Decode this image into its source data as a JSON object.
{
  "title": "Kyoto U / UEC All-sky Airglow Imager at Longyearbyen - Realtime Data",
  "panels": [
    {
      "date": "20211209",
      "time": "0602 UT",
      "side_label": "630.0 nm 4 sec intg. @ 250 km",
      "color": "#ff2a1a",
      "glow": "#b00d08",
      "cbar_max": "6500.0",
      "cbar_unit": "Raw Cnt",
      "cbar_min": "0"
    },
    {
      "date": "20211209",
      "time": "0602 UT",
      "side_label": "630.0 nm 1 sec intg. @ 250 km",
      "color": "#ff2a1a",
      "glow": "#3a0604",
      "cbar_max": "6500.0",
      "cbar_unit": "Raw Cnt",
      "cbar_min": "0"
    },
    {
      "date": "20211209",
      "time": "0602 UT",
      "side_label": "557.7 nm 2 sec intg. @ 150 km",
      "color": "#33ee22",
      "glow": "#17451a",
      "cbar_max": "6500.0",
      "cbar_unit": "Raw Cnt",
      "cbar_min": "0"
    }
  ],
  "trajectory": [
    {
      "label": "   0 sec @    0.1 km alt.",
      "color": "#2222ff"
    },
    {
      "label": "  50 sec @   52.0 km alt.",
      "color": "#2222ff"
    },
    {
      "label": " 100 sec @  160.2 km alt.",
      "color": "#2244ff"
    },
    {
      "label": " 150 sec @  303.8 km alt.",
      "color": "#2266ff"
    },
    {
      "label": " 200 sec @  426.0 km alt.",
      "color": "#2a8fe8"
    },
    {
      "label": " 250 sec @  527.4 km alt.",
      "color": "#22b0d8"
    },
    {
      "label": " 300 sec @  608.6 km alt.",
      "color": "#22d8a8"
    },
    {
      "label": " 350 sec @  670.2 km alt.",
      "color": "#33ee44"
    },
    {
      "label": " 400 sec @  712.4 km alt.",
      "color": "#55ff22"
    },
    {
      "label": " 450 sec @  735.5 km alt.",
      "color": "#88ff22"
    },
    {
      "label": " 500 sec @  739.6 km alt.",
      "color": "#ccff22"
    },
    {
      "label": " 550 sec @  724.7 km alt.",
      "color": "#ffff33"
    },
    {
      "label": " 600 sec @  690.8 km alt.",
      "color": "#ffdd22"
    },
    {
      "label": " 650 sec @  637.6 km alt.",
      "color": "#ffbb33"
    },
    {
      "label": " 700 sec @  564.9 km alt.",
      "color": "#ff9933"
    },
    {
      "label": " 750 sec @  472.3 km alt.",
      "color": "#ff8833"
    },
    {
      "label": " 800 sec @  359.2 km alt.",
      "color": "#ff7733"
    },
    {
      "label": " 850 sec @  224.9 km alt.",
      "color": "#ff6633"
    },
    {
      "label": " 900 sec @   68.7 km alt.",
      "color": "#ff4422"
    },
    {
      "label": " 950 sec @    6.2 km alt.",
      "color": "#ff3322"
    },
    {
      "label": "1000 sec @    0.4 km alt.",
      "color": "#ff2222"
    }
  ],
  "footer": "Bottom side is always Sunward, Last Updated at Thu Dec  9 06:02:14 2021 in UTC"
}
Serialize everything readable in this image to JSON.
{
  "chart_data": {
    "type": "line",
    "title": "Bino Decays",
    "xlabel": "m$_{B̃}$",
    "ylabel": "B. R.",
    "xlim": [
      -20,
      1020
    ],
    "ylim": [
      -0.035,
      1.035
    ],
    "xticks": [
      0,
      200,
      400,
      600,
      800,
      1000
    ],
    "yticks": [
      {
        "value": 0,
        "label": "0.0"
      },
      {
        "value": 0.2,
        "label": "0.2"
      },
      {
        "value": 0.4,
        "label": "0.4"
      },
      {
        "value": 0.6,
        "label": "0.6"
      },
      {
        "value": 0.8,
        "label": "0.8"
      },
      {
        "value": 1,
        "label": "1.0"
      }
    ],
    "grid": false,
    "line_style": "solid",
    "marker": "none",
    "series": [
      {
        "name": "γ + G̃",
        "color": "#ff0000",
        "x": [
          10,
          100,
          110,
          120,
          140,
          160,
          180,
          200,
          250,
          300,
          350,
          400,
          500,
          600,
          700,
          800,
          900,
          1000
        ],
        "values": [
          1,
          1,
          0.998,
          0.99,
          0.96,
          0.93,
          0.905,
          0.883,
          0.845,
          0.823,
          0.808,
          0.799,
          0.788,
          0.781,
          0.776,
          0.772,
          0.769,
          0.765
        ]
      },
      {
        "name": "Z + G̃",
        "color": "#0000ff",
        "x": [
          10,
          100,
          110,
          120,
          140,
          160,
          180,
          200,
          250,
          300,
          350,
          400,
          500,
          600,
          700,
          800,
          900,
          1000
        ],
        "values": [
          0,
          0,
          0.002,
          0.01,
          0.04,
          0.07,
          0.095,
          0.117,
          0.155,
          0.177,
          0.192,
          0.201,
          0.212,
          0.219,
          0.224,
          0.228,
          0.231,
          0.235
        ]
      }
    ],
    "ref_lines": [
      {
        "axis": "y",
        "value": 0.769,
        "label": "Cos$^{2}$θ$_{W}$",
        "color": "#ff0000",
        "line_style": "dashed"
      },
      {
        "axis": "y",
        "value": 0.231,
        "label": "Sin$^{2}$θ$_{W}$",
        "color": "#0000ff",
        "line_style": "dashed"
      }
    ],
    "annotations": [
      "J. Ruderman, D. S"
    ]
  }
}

Task to complete >>
Give back each line above precisely as it stands.

Result >>
Decode this image into its source data as a JSON object.
{
  "title": "Kyoto U / UEC All-sky Airglow Imager at Longyearbyen - Realtime Data",
  "panels": [
    {
      "date": "20211209",
      "time": "0602 UT",
      "side_label": "630.0 nm 4 sec intg. @ 250 km",
      "color": "#ff2a1a",
      "glow": "#b00d08",
      "cbar_max": "6500.0",
      "cbar_unit": "Raw Cnt",
      "cbar_min": "0"
    },
    {
      "date": "20211209",
      "time": "0602 UT",
      "side_label": "630.0 nm 1 sec intg. @ 250 km",
      "color": "#ff2a1a",
      "glow": "#3a0604",
      "cbar_max": "6500.0",
      "cbar_unit": "Raw Cnt",
      "cbar_min": "0"
    },
    {
      "date": "20211209",
      "time": "0602 UT",
      "side_label": "557.7 nm 2 sec intg. @ 150 km",
      "color": "#33ee22",
      "glow": "#17451a",
      "cbar_max": "6500.0",
      "cbar_unit": "Raw Cnt",
      "cbar_min": "0"
    }
  ],
  "trajectory": [
    {
      "label": "   0 sec @    0.1 km alt.",
      "color": "#2222ff"
    },
    {
      "label": "  50 sec @   52.0 km alt.",
      "color": "#2222ff"
    },
    {
      "label": " 100 sec @  160.2 km alt.",
      "color": "#2244ff"
    },
    {
      "label": " 150 sec @  303.8 km alt.",
      "color": "#2266ff"
    },
    {
      "label": " 200 sec @  426.0 km alt.",
      "color": "#2a8fe8"
    },
    {
      "label": " 250 sec @  527.4 km alt.",
      "color": "#22b0d8"
    },
    {
      "label": " 300 sec @  608.6 km alt.",
      "color": "#22d8a8"
    },
    {
      "label": " 350 sec @  670.2 km alt.",
      "color": "#33ee44"
    },
    {
      "label": " 400 sec @  712.4 km alt.",
      "color": "#55ff22"
    },
    {
      "label": " 450 sec @  735.5 km alt.",
      "color": "#88ff22"
    },
    {
      "label": " 500 sec @  739.6 km alt.",
      "color": "#ccff22"
    },
    {
      "label": " 550 sec @  724.7 km alt.",
      "color": "#ffff33"
    },
    {
      "label": " 600 sec @  690.8 km alt.",
      "color": "#ffdd22"
    },
    {
      "label": " 650 sec @  637.6 km alt.",
      "color": "#ffbb33"
    },
    {
      "label": " 700 sec @  564.9 km alt.",
      "color": "#ff9933"
    },
    {
      "label": " 750 sec @  472.3 km alt.",
      "color": "#ff8833"
    },
    {
      "label": " 800 sec @  359.2 km alt.",
      "color": "#ff7733"
    },
    {
      "label": " 850 sec @  224.9 km alt.",
      "color": "#ff6633"
    },
    {
      "label": " 900 sec @   68.7 km alt.",
      "color": "#ff4422"
    },
    {
      "label": " 950 sec @    6.2 km alt.",
      "color": "#ff3322"
    },
    {
      "label": "1000 sec @    0.4 km alt.",
      "color": "#ff2222"
    }
  ],
  "footer": "Bottom side is always Sunward, Last Updated at Thu Dec  9 06:02:14 2021 in UTC"
}
Serialize everything readable in this image to JSON.
{
  "chart_data": {
    "type": "line",
    "title": "Bino Decays",
    "xlabel": "m$_{B̃}$",
    "ylabel": "B. R.",
    "xlim": [
      -20,
      1020
    ],
    "ylim": [
      -0.035,
      1.035
    ],
    "xticks": [
      0,
      200,
      400,
      600,
      800,
      1000
    ],
    "yticks": [
      {
        "value": 0,
        "label": "0.0"
      },
      {
        "value": 0.2,
        "label": "0.2"
      },
      {
        "value": 0.4,
        "label": "0.4"
      },
      {
        "value": 0.6,
        "label": "0.6"
      },
      {
        "value": 0.8,
        "label": "0.8"
      },
      {
        "value": 1,
        "label": "1.0"
      }
    ],
    "grid": false,
    "line_style": "solid",
    "marker": "none",
    "series": [
      {
        "name": "γ + G̃",
        "color": "#ff0000",
        "x": [
          10,
          100,
          110,
          120,
          140,
          160,
          180,
          200,
          250,
          300,
          350,
          400,
          500,
          600,
          700,
          800,
          900,
          1000
        ],
        "values": [
          1,
          1,
          0.998,
          0.99,
          0.96,
          0.93,
          0.905,
          0.883,
          0.845,
          0.823,
          0.808,
          0.799,
          0.788,
          0.781,
          0.776,
          0.772,
          0.769,
          0.765
        ]
      },
      {
        "name": "Z + G̃",
        "color": "#0000ff",
        "x": [
          10,
          100,
          110,
          120,
          140,
          160,
          180,
          200,
          250,
          300,
          350,
          400,
          500,
          600,
          700,
          800,
          900,
          1000
        ],
        "values": [
          0,
          0,
          0.002,
          0.01,
          0.04,
          0.07,
          0.095,
          0.117,
          0.155,
          0.177,
          0.192,
          0.201,
          0.212,
          0.219,
          0.224,
          0.228,
          0.231,
          0.235
        ]
      }
    ],
    "ref_lines": [
      {
        "axis": "y",
        "value": 0.769,
        "label": "Cos$^{2}$θ$_{W}$",
        "color": "#ff0000",
        "line_style": "dashed"
      },
      {
        "axis": "y",
        "value": 0.231,
        "label": "Sin$^{2}$θ$_{W}$",
        "color": "#0000ff",
        "line_style": "dashed"
      }
    ],
    "annotations": [
      "J. Ruderman, D. S"
    ]
  }
}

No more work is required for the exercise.